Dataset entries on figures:
-.-.-

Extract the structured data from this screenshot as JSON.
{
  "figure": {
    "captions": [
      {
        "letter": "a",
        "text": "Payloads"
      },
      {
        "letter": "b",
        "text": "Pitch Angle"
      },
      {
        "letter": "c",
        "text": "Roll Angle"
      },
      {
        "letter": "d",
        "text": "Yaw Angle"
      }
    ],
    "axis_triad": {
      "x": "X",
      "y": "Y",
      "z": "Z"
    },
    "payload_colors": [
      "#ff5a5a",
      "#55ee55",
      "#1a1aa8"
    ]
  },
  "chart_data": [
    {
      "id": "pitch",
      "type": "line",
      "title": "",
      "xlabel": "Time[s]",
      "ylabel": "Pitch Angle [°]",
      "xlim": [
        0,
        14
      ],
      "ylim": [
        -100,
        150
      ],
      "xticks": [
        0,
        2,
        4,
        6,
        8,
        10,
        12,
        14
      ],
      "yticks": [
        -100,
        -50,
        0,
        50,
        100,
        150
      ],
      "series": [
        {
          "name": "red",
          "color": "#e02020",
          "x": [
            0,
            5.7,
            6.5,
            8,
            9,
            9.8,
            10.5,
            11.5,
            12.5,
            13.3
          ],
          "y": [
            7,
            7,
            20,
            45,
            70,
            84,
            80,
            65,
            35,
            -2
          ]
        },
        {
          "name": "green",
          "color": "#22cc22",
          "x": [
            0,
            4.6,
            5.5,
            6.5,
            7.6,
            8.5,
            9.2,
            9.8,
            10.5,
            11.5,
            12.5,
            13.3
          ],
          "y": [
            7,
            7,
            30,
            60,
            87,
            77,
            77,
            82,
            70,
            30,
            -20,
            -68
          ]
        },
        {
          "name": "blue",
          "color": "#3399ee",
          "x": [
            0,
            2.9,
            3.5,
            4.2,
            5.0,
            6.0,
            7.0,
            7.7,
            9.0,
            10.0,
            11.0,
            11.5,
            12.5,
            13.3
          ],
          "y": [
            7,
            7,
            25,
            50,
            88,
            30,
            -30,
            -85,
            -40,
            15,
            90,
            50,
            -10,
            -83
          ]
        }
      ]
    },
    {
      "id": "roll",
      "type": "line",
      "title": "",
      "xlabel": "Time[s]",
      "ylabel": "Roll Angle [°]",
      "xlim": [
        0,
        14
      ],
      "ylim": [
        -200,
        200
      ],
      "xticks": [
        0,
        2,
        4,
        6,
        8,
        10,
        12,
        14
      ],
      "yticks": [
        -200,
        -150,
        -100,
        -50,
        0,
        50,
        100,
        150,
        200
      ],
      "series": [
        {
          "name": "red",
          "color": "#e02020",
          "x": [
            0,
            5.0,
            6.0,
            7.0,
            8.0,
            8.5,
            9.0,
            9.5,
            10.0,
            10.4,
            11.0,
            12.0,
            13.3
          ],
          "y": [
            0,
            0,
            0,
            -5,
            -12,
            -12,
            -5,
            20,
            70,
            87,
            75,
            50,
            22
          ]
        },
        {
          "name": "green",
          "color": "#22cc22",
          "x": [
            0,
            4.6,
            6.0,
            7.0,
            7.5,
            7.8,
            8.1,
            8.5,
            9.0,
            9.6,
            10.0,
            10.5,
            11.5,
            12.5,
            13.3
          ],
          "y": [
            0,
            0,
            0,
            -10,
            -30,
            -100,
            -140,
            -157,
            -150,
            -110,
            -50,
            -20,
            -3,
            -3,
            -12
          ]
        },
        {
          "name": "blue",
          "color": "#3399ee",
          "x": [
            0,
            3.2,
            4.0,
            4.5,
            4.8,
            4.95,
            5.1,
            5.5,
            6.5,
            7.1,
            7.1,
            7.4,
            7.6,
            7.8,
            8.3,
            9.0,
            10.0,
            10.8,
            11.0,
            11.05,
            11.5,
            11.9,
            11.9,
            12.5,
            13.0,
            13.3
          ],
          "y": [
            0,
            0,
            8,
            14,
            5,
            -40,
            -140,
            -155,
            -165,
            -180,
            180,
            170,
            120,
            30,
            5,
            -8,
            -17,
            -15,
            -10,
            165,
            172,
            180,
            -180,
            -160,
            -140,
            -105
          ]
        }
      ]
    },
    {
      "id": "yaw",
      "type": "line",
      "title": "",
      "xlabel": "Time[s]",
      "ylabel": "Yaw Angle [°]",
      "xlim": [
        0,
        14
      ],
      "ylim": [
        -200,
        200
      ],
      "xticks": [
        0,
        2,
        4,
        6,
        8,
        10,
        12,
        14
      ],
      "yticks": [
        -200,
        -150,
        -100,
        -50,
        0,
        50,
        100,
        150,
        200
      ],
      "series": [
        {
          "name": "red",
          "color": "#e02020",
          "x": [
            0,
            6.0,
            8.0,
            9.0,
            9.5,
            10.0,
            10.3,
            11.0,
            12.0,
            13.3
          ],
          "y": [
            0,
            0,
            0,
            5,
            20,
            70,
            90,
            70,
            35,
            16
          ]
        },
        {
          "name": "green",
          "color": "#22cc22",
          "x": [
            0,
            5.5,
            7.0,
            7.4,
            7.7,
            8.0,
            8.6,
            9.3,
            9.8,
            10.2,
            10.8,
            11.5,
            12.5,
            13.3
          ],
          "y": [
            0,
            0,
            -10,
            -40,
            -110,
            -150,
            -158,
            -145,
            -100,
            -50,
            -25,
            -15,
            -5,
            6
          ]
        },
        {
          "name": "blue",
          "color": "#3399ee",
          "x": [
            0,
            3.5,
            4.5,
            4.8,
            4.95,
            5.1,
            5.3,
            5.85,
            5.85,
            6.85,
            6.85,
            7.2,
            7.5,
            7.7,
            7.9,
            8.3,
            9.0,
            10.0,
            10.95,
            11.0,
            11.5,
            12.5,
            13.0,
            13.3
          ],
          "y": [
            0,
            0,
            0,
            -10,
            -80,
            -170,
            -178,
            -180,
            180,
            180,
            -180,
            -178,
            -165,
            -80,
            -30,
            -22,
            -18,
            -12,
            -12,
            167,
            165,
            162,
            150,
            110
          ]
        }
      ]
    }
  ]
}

-.-.-

● WHAT THE TASK ASKS
Check all the records above and select each line where the string "Angle" is found.

● FINAL ANSWER
        "text": "Pitch Angle"
        "text": "Roll Angle"
        "text": "Yaw Angle"
      "ylabel": "Pitch Angle [°]",
      "ylabel": "Roll Angle [°]",
      "ylabel": "Yaw Angle [°]",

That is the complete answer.